• **SET TASK**
Pictures in the data below are not part of the copy; transcribe everything else exactly.

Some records
########

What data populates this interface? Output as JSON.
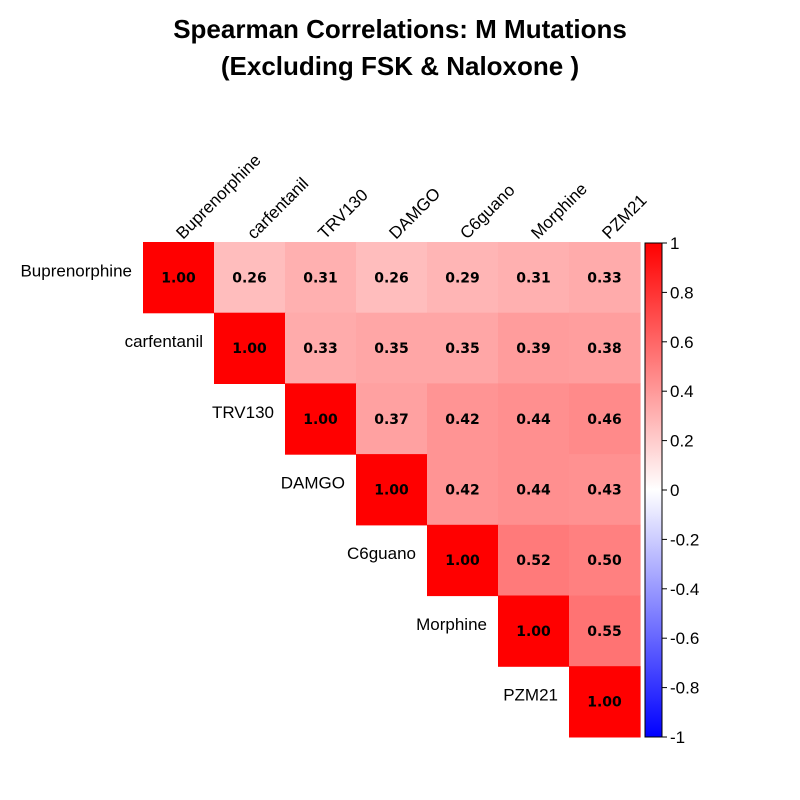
{
  "chart_data": {
    "type": "heatmap",
    "title_lines": [
      "Spearman Correlations: M Mutations",
      "(Excluding FSK & Naloxone )"
    ],
    "variables": [
      "Buprenorphine",
      "carfentanil",
      "TRV130",
      "DAMGO",
      "C6guano",
      "Morphine",
      "PZM21"
    ],
    "matrix_upper": [
      [
        1.0,
        0.26,
        0.31,
        0.26,
        0.29,
        0.31,
        0.33
      ],
      [
        null,
        1.0,
        0.33,
        0.35,
        0.35,
        0.39,
        0.38
      ],
      [
        null,
        null,
        1.0,
        0.37,
        0.42,
        0.44,
        0.46
      ],
      [
        null,
        null,
        null,
        1.0,
        0.42,
        0.44,
        0.43
      ],
      [
        null,
        null,
        null,
        null,
        1.0,
        0.52,
        0.5
      ],
      [
        null,
        null,
        null,
        null,
        null,
        1.0,
        0.55
      ],
      [
        null,
        null,
        null,
        null,
        null,
        null,
        1.0
      ]
    ],
    "value_labels": [
      [
        "1.00",
        "0.26",
        "0.31",
        "0.26",
        "0.29",
        "0.31",
        "0.33"
      ],
      [
        null,
        "1.00",
        "0.33",
        "0.35",
        "0.35",
        "0.39",
        "0.38"
      ],
      [
        null,
        null,
        "1.00",
        "0.37",
        "0.42",
        "0.44",
        "0.46"
      ],
      [
        null,
        null,
        null,
        "1.00",
        "0.42",
        "0.44",
        "0.43"
      ],
      [
        null,
        null,
        null,
        null,
        "1.00",
        "0.52",
        "0.50"
      ],
      [
        null,
        null,
        null,
        null,
        null,
        "1.00",
        "0.55"
      ],
      [
        null,
        null,
        null,
        null,
        null,
        null,
        "1.00"
      ]
    ],
    "colorbar": {
      "range": [
        -1,
        1
      ],
      "ticks": [
        1,
        0.8,
        0.6,
        0.4,
        0.2,
        0,
        -0.2,
        -0.4,
        -0.6,
        -0.8,
        -1
      ],
      "tick_labels": [
        "1",
        "0.8",
        "0.6",
        "0.4",
        "0.2",
        "0",
        "-0.2",
        "-0.4",
        "-0.6",
        "-0.8",
        "-1"
      ],
      "colors": {
        "low": "#0000FF",
        "mid": "#FFFFFF",
        "high": "#FF0000"
      },
      "placement": "right"
    },
    "layout": "upper-triangle, column labels on top rotated, row labels on left"
  }
}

########

• **SOLUTION**
What data populates this interface? Output as JSON.
{
  "chart_data": {
    "type": "heatmap",
    "title_lines": [
      "Spearman Correlations: M Mutations",
      "(Excluding FSK & Naloxone )"
    ],
    "variables": [
      "Buprenorphine",
      "carfentanil",
      "TRV130",
      "DAMGO",
      "C6guano",
      "Morphine",
      "PZM21"
    ],
    "matrix_upper": [
      [
        1.0,
        0.26,
        0.31,
        0.26,
        0.29,
        0.31,
        0.33
      ],
      [
        null,
        1.0,
        0.33,
        0.35,
        0.35,
        0.39,
        0.38
      ],
      [
        null,
        null,
        1.0,
        0.37,
        0.42,
        0.44,
        0.46
      ],
      [
        null,
        null,
        null,
        1.0,
        0.42,
        0.44,
        0.43
      ],
      [
        null,
        null,
        null,
        null,
        1.0,
        0.52,
        0.5
      ],
      [
        null,
        null,
        null,
        null,
        null,
        1.0,
        0.55
      ],
      [
        null,
        null,
        null,
        null,
        null,
        null,
        1.0
      ]
    ],
    "value_labels": [
      [
        "1.00",
        "0.26",
        "0.31",
        "0.26",
        "0.29",
        "0.31",
        "0.33"
      ],
      [
        null,
        "1.00",
        "0.33",
        "0.35",
        "0.35",
        "0.39",
        "0.38"
      ],
      [
        null,
        null,
        "1.00",
        "0.37",
        "0.42",
        "0.44",
        "0.46"
      ],
      [
        null,
        null,
        null,
        "1.00",
        "0.42",
        "0.44",
        "0.43"
      ],
      [
        null,
        null,
        null,
        null,
        "1.00",
        "0.52",
        "0.50"
      ],
      [
        null,
        null,
        null,
        null,
        null,
        "1.00",
        "0.55"
      ],
      [
        null,
        null,
        null,
        null,
        null,
        null,
        "1.00"
      ]
    ],
    "colorbar": {
      "range": [
        -1,
        1
      ],
      "ticks": [
        1,
        0.8,
        0.6,
        0.4,
        0.2,
        0,
        -0.2,
        -0.4,
        -0.6,
        -0.8,
        -1
      ],
      "tick_labels": [
        "1",
        "0.8",
        "0.6",
        "0.4",
        "0.2",
        "0",
        "-0.2",
        "-0.4",
        "-0.6",
        "-0.8",
        "-1"
      ],
      "colors": {
        "low": "#0000FF",
        "mid": "#FFFFFF",
        "high": "#FF0000"
      },
      "placement": "right"
    },
    "layout": "upper-triangle, column labels on top rotated, row labels on left"
  }
}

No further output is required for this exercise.